EXERCISE PROMPT
The records that follow are to be repeated without alteration.

[Recorded data]
────────

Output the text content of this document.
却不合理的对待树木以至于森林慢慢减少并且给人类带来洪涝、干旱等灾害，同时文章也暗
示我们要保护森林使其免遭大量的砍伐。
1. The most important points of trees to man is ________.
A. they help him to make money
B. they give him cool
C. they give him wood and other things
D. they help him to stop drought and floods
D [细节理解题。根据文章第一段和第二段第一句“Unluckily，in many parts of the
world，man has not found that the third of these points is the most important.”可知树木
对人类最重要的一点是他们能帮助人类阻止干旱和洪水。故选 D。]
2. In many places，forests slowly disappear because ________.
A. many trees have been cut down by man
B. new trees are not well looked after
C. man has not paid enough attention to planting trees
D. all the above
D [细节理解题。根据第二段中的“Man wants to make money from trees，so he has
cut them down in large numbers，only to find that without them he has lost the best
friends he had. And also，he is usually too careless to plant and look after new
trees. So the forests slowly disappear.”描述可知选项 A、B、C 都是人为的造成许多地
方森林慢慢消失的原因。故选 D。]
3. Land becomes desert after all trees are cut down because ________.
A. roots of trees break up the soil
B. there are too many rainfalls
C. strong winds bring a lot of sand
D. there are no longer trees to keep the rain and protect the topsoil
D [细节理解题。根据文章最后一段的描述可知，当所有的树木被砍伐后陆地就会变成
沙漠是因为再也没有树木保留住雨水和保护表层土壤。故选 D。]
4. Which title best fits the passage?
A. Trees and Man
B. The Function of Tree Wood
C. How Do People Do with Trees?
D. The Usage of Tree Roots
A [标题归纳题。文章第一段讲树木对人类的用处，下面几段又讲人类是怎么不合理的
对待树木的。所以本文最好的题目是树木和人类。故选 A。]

────────

EXERCISE RESPONSE
Output the text content of this document.
却不合理的对待树木以至于森林慢慢减少并且给人类带来洪涝、干旱等灾害，同时文章也暗
示我们要保护森林使其免遭大量的砍伐。
1. The most important points of trees to man is ________.
A. they help him to make money
B. they give him cool
C. they give him wood and other things
D. they help him to stop drought and floods
D [细节理解题。根据文章第一段和第二段第一句“Unluckily，in many parts of the
world，man has not found that the third of these points is the most important.”可知树木
对人类最重要的一点是他们能帮助人类阻止干旱和洪水。故选 D。]
2. In many places，forests slowly disappear because ________.
A. many trees have been cut down by man
B. new trees are not well looked after
C. man has not paid enough attention to planting trees
D. all the above
D [细节理解题。根据第二段中的“Man wants to make money from trees，so he has
cut them down in large numbers，only to find that without them he has lost the best
friends he had. And also，he is usually too careless to plant and look after new
trees. So the forests slowly disappear.”描述可知选项 A、B、C 都是人为的造成许多地
方森林慢慢消失的原因。故选 D。]
3. Land becomes desert after all trees are cut down because ________.
A. roots of trees break up the soil
B. there are too many rainfalls
C. strong winds bring a lot of sand
D. there are no longer trees to keep the rain and protect the topsoil
D [细节理解题。根据文章最后一段的描述可知，当所有的树木被砍伐后陆地就会变成
沙漠是因为再也没有树木保留住雨水和保护表层土壤。故选 D。]
4. Which title best fits the passage?
A. Trees and Man
B. The Function of Tree Wood
C. How Do People Do with Trees?
D. The Usage of Tree Roots
A [标题归纳题。文章第一段讲树木对人类的用处，下面几段又讲人类是怎么不合理的
对待树木的。所以本文最好的题目是树木和人类。故选 A。]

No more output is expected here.